*** Seitenauszug ***

Samstag, 7. März 2020

Kultur auf 2'000m Höhe

Steiniger Aufstieg zu einer Pyramide auf 2'000 m.ü.M, eine riesige Plastik-Hochzeitstorte, Frauenstreik, Kochkurs, Uni und Training. Die Zeit hier beginnt langsam zu rennen. Von Alltagsöde kann ich aber auch nach 1.5 Monaten in Mexiko noch nicht sprechen.

Das wohl interessanteste an der vergangenen Woche war mein Ausflug nach Tepotzlán. Die kleine Stadt liegt etwa eine Fahrstunde südlich von Mexiko-Stadt und trägt - wie das auch bei Taxco der Fall ist - das Label Pueblo Mágico (dt. magisches Dorf). Mit diesem Label werden in Mexiko Städte versehen, die wegen ihres typischen und gepflegten Charakters als besonders sehenswert gelten. Die meisten Pueblos Mágicos verfügen über eine kolonialzeitliche Architektur und befinden sich im zentralmexikanischen Hochland. Tepotzlán empfing meine Begleiter und mich jedenfalls genauso magisch, wie es das Label versprach. 
Uriel, Gisela, Ich und Raúl (v.l.n.r)

***

Wiederhole den Reisebericht über Tepotzlán oben vollständig und Wort für Wort.

*** Bereitgestelltes Material ***

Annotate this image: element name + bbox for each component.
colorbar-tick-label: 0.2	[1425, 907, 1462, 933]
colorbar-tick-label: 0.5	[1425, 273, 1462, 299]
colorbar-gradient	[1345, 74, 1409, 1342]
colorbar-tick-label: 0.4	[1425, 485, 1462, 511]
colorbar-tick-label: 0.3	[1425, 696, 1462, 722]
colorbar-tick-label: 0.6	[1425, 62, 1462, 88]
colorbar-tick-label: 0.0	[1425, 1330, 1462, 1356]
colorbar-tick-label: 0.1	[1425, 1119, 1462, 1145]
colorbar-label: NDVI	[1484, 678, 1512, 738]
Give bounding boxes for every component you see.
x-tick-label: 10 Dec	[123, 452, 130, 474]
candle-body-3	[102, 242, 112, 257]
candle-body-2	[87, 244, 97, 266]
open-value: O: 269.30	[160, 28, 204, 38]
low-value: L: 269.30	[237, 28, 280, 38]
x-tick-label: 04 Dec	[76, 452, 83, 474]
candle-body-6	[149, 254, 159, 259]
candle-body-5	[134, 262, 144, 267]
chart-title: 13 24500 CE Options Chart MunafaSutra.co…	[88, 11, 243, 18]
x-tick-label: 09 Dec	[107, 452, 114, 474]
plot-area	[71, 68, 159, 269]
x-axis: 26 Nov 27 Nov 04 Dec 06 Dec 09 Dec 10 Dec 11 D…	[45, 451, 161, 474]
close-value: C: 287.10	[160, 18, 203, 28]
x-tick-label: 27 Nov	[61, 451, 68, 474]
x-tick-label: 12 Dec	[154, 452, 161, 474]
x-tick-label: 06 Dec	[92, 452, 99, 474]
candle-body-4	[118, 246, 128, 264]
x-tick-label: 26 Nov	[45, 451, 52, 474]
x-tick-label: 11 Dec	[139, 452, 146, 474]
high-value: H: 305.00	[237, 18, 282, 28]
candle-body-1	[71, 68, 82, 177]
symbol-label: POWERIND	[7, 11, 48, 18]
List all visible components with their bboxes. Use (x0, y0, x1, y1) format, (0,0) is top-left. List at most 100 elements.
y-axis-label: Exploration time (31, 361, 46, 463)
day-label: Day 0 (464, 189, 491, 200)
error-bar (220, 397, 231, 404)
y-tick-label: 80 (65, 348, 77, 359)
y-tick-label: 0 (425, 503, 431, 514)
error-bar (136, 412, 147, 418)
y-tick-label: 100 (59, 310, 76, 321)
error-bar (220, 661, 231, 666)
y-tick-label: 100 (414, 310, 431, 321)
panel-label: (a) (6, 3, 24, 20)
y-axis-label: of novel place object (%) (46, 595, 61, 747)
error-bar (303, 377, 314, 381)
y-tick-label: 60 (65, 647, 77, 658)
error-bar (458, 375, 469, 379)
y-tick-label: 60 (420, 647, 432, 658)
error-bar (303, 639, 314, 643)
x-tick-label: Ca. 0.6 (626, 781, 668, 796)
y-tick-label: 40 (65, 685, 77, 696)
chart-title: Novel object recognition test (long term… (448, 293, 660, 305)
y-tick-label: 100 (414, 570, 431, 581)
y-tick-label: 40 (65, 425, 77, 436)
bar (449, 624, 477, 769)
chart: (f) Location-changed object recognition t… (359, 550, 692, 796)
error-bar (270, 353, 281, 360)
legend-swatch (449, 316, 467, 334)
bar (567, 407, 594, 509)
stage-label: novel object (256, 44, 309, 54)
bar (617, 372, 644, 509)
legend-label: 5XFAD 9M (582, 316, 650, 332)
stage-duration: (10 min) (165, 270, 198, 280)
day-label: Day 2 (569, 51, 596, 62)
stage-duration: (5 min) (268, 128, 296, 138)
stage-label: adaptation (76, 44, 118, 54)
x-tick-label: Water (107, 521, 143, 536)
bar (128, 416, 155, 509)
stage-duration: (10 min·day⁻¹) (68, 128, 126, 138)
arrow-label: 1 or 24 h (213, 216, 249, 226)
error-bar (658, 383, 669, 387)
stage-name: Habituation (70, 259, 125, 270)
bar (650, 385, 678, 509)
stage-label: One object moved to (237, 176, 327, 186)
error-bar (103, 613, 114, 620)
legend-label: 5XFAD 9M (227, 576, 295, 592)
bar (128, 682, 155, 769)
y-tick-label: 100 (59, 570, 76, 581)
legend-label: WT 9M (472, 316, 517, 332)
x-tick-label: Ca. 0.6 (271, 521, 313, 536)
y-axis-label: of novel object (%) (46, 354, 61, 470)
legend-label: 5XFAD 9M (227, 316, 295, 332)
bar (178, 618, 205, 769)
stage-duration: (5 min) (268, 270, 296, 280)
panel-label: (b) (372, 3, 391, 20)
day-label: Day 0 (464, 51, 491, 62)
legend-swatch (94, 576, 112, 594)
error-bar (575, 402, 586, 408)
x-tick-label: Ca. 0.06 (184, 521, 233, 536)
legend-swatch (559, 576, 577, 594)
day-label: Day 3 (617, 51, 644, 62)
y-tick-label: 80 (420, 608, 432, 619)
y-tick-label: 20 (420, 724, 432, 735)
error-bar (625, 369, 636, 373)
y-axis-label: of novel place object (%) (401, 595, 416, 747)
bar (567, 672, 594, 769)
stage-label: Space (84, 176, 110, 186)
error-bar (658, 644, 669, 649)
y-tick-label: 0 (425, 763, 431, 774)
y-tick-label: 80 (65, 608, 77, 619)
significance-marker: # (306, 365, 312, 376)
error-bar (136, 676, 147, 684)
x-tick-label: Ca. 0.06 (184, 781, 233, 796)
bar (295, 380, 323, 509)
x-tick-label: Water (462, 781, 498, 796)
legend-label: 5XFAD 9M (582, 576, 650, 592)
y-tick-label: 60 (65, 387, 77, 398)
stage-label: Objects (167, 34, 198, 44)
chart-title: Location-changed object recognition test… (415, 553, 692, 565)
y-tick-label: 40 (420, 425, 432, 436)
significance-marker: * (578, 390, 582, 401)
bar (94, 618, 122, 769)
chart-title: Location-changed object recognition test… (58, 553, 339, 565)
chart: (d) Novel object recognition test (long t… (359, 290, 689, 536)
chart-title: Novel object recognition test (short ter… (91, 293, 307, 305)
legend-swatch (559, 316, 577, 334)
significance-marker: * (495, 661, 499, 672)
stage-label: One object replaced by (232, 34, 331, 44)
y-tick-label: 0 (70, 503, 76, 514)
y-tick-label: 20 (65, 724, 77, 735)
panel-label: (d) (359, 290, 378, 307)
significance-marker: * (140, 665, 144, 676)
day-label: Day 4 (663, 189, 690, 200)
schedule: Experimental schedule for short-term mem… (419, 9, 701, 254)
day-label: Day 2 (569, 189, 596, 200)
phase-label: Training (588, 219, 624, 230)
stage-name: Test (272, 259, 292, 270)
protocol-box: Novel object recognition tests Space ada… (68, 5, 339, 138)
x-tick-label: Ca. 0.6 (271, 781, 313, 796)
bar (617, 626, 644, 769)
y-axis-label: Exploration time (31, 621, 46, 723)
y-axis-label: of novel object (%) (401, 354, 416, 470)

***

Lösung -
Samstag, 7. März 2020

Kultur auf 2'000m Höhe

Steiniger Aufstieg zu einer Pyramide auf 2'000 m.ü.M, eine riesige Plastik-Hochzeitstorte, Frauenstreik, Kochkurs, Uni und Training. Die Zeit hier beginnt langsam zu rennen. Von Alltagsöde kann ich aber auch nach 1.5 Monaten in Mexiko noch nicht sprechen.

Das wohl interessanteste an der vergangenen Woche war mein Ausflug nach Tepotzlán. Die kleine Stadt liegt etwa eine Fahrstunde südlich von Mexiko-Stadt und trägt - wie das auch bei Taxco der Fall ist - das Label Pueblo Mágico (dt. magisches Dorf). Mit diesem Label werden in Mexiko Städte versehen, die wegen ihres typischen und gepflegten Charakters als besonders sehenswert gelten. Die meisten Pueblos Mágicos verfügen über eine kolonialzeitliche Architektur und befinden sich im zentralmexikanischen Hochland. Tepotzlán empfing meine Begleiter und mich jedenfalls genauso magisch, wie es das Label versprach. 
Uriel, Gisela, Ich und Raúl (v.l.n.r)